→ **Aim**
Quote the records in full and leave their pictures out.

→ **Data section**
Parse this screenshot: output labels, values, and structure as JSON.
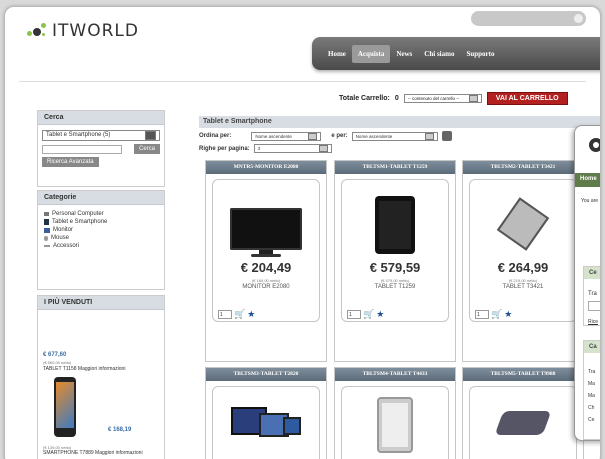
{
  "logo": {
    "text": "ITWORLD"
  },
  "nav": {
    "items": [
      {
        "label": "Home"
      },
      {
        "label": "Acquista"
      },
      {
        "label": "News"
      },
      {
        "label": "Chi siamo"
      },
      {
        "label": "Supporto"
      }
    ],
    "active_index": 1
  },
  "cart": {
    "label": "Totale Carrello:",
    "count": "0",
    "select_value": "-- contenuto del carrello --",
    "go_button": "VAI AL CARRELLO"
  },
  "search": {
    "title": "Cerca",
    "category_value": "Tablet e Smartphone (5)",
    "search_button": "Cerca",
    "advanced_button": "Ricerca Avanzata"
  },
  "categories": {
    "title": "Categorie",
    "items": [
      {
        "label": "Personal Computer",
        "icon": "pc-icon"
      },
      {
        "label": "Tablet e Smartphone",
        "icon": "tablet-icon"
      },
      {
        "label": "Monitor",
        "icon": "monitor-icon"
      },
      {
        "label": "Mouse",
        "icon": "mouse-icon"
      },
      {
        "label": "Accessori",
        "icon": "accessories-icon"
      }
    ]
  },
  "bestsellers": {
    "title": "I PIÙ VENDUTI",
    "items": [
      {
        "price": "€ 677,60",
        "netto": "(€ 560,00 netto)",
        "name": "TABLET T1158 Maggiori informazioni"
      },
      {
        "price": "€ 168,19",
        "netto": "(€ 139,00 netto)",
        "name": "SMARTPHONE T7889 Maggiori informazioni"
      }
    ]
  },
  "main": {
    "title": "Tablet e Smartphone",
    "order_label": "Ordina per:",
    "order_value": "Nome ascendente",
    "and_label": "e per:",
    "and_value": "Nome ascendente",
    "rows_label": "Righe per pagina:",
    "rows_value": "3"
  },
  "products": [
    {
      "header": "MNTR5-MONITOR E2080",
      "price": "€ 204,49",
      "netto": "(€ 169,00 netto)",
      "name": "MONITOR E2080",
      "qty": "1"
    },
    {
      "header": "TBLTSM1-TABLET T1259",
      "price": "€ 579,59",
      "netto": "(€ 479,00 netto)",
      "name": "TABLET T1259",
      "qty": "1"
    },
    {
      "header": "TBLTSM2-TABLET T3421",
      "price": "€ 264,99",
      "netto": "(€ 219,00 netto)",
      "name": "TABLET T3421",
      "qty": "1"
    },
    {
      "header": "TBLTSM3-TABLET T2820"
    },
    {
      "header": "TBLTSM4-TABLET T4433"
    },
    {
      "header": "TBLTSM5-TABLET T9988"
    }
  ],
  "overlay": {
    "nav": "Home",
    "you_are": "You are",
    "panel1": "Ce",
    "panel1_value": "Tra",
    "panel1_link": "Rice",
    "panel2": "Ca",
    "panel2_items": [
      "Tra",
      "Ma",
      "Ma",
      "Ch",
      "Ce"
    ]
  },
  "colors": {
    "accent_red": "#b32020",
    "nav_dark": "#4a4a4a",
    "header_blue": "#5c6b79",
    "overlay_green": "#5f7c4a"
  }
}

→ **Task solution**
Parse this screenshot: output labels, values, and structure as JSON.
{
  "logo": {
    "text": "ITWORLD"
  },
  "nav": {
    "items": [
      {
        "label": "Home"
      },
      {
        "label": "Acquista"
      },
      {
        "label": "News"
      },
      {
        "label": "Chi siamo"
      },
      {
        "label": "Supporto"
      }
    ],
    "active_index": 1
  },
  "cart": {
    "label": "Totale Carrello:",
    "count": "0",
    "select_value": "-- contenuto del carrello --",
    "go_button": "VAI AL CARRELLO"
  },
  "search": {
    "title": "Cerca",
    "category_value": "Tablet e Smartphone (5)",
    "search_button": "Cerca",
    "advanced_button": "Ricerca Avanzata"
  },
  "categories": {
    "title": "Categorie",
    "items": [
      {
        "label": "Personal Computer",
        "icon": "pc-icon"
      },
      {
        "label": "Tablet e Smartphone",
        "icon": "tablet-icon"
      },
      {
        "label": "Monitor",
        "icon": "monitor-icon"
      },
      {
        "label": "Mouse",
        "icon": "mouse-icon"
      },
      {
        "label": "Accessori",
        "icon": "accessories-icon"
      }
    ]
  },
  "bestsellers": {
    "title": "I PIÙ VENDUTI",
    "items": [
      {
        "price": "€ 677,60",
        "netto": "(€ 560,00 netto)",
        "name": "TABLET T1158 Maggiori informazioni"
      },
      {
        "price": "€ 168,19",
        "netto": "(€ 139,00 netto)",
        "name": "SMARTPHONE T7889 Maggiori informazioni"
      }
    ]
  },
  "main": {
    "title": "Tablet e Smartphone",
    "order_label": "Ordina per:",
    "order_value": "Nome ascendente",
    "and_label": "e per:",
    "and_value": "Nome ascendente",
    "rows_label": "Righe per pagina:",
    "rows_value": "3"
  },
  "products": [
    {
      "header": "MNTR5-MONITOR E2080",
      "price": "€ 204,49",
      "netto": "(€ 169,00 netto)",
      "name": "MONITOR E2080",
      "qty": "1"
    },
    {
      "header": "TBLTSM1-TABLET T1259",
      "price": "€ 579,59",
      "netto": "(€ 479,00 netto)",
      "name": "TABLET T1259",
      "qty": "1"
    },
    {
      "header": "TBLTSM2-TABLET T3421",
      "price": "€ 264,99",
      "netto": "(€ 219,00 netto)",
      "name": "TABLET T3421",
      "qty": "1"
    },
    {
      "header": "TBLTSM3-TABLET T2820"
    },
    {
      "header": "TBLTSM4-TABLET T4433"
    },
    {
      "header": "TBLTSM5-TABLET T9988"
    }
  ],
  "overlay": {
    "nav": "Home",
    "you_are": "You are",
    "panel1": "Ce",
    "panel1_value": "Tra",
    "panel1_link": "Rice",
    "panel2": "Ca",
    "panel2_items": [
      "Tra",
      "Ma",
      "Ma",
      "Ch",
      "Ce"
    ]
  },
  "colors": {
    "accent_red": "#b32020",
    "nav_dark": "#4a4a4a",
    "header_blue": "#5c6b79",
    "overlay_green": "#5f7c4a"
  }
}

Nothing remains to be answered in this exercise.